Prompt: Quote every line as given.

#### Exercise input

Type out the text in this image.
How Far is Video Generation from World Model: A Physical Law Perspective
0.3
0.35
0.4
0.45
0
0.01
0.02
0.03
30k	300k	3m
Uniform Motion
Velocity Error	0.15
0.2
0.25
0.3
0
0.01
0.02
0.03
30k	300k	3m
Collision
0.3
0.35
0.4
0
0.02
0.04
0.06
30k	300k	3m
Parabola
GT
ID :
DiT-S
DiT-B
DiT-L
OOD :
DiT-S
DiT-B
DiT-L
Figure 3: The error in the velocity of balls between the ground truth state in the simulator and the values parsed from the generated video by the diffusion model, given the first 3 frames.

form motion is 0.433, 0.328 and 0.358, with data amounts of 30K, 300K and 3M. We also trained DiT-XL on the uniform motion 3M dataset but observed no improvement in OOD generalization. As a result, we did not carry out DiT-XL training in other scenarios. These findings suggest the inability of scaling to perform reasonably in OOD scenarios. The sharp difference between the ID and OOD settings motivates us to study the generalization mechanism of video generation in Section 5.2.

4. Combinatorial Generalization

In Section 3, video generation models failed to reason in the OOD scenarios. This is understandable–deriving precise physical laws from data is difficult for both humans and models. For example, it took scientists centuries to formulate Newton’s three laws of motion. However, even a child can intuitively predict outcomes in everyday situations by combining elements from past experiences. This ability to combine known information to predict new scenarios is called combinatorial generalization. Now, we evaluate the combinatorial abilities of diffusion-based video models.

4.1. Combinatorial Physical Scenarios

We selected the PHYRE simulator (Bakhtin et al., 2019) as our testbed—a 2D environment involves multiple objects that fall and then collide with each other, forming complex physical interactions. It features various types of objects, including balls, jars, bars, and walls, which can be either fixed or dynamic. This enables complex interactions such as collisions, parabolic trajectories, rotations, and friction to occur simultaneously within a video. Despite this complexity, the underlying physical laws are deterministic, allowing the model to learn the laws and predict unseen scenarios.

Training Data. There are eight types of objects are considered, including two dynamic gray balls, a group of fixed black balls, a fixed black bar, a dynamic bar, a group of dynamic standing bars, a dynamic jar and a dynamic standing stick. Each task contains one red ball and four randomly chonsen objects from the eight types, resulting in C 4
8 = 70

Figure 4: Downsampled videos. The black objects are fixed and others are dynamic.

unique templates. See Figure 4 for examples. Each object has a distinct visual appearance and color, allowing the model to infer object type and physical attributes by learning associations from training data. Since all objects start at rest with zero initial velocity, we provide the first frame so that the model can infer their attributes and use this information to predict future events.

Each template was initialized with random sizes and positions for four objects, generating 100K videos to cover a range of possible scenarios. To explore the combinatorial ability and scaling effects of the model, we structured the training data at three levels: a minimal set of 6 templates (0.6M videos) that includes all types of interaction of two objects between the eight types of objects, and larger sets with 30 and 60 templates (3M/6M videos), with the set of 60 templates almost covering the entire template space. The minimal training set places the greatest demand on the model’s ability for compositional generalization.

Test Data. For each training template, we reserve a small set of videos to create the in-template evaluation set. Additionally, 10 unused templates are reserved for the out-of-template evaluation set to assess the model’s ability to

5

########

Task result:
Type out the text in this image.
How Far is Video Generation from World Model: A Physical Law Perspective
0.3
0.35
0.4
0.45
0
0.01
0.02
0.03
30k	300k	3m
Uniform Motion
Velocity Error	0.15
0.2
0.25
0.3
0
0.01
0.02
0.03
30k	300k	3m
Collision
0.3
0.35
0.4
0
0.02
0.04
0.06
30k	300k	3m
Parabola
GT
ID :
DiT-S
DiT-B
DiT-L
OOD :
DiT-S
DiT-B
DiT-L
Figure 3: The error in the velocity of balls between the ground truth state in the simulator and the values parsed from the generated video by the diffusion model, given the first 3 frames.

form motion is 0.433, 0.328 and 0.358, with data amounts of 30K, 300K and 3M. We also trained DiT-XL on the uniform motion 3M dataset but observed no improvement in OOD generalization. As a result, we did not carry out DiT-XL training in other scenarios. These findings suggest the inability of scaling to perform reasonably in OOD scenarios. The sharp difference between the ID and OOD settings motivates us to study the generalization mechanism of video generation in Section 5.2.

4. Combinatorial Generalization

In Section 3, video generation models failed to reason in the OOD scenarios. This is understandable–deriving precise physical laws from data is difficult for both humans and models. For example, it took scientists centuries to formulate Newton’s three laws of motion. However, even a child can intuitively predict outcomes in everyday situations by combining elements from past experiences. This ability to combine known information to predict new scenarios is called combinatorial generalization. Now, we evaluate the combinatorial abilities of diffusion-based video models.

4.1. Combinatorial Physical Scenarios

We selected the PHYRE simulator (Bakhtin et al., 2019) as our testbed—a 2D environment involves multiple objects that fall and then collide with each other, forming complex physical interactions. It features various types of objects, including balls, jars, bars, and walls, which can be either fixed or dynamic. This enables complex interactions such as collisions, parabolic trajectories, rotations, and friction to occur simultaneously within a video. Despite this complexity, the underlying physical laws are deterministic, allowing the model to learn the laws and predict unseen scenarios.

Training Data. There are eight types of objects are considered, including two dynamic gray balls, a group of fixed black balls, a fixed black bar, a dynamic bar, a group of dynamic standing bars, a dynamic jar and a dynamic standing stick. Each task contains one red ball and four randomly chonsen objects from the eight types, resulting in C 4
8 = 70

Figure 4: Downsampled videos. The black objects are fixed and others are dynamic.

unique templates. See Figure 4 for examples. Each object has a distinct visual appearance and color, allowing the model to infer object type and physical attributes by learning associations from training data. Since all objects start at rest with zero initial velocity, we provide the first frame so that the model can infer their attributes and use this information to predict future events.

Each template was initialized with random sizes and positions for four objects, generating 100K videos to cover a range of possible scenarios. To explore the combinatorial ability and scaling effects of the model, we structured the training data at three levels: a minimal set of 6 templates (0.6M videos) that includes all types of interaction of two objects between the eight types of objects, and larger sets with 30 and 60 templates (3M/6M videos), with the set of 60 templates almost covering the entire template space. The minimal training set places the greatest demand on the model’s ability for compositional generalization.

Test Data. For each training template, we reserve a small set of videos to create the in-template evaluation set. Additionally, 10 unused templates are reserved for the out-of-template evaluation set to assess the model’s ability to

5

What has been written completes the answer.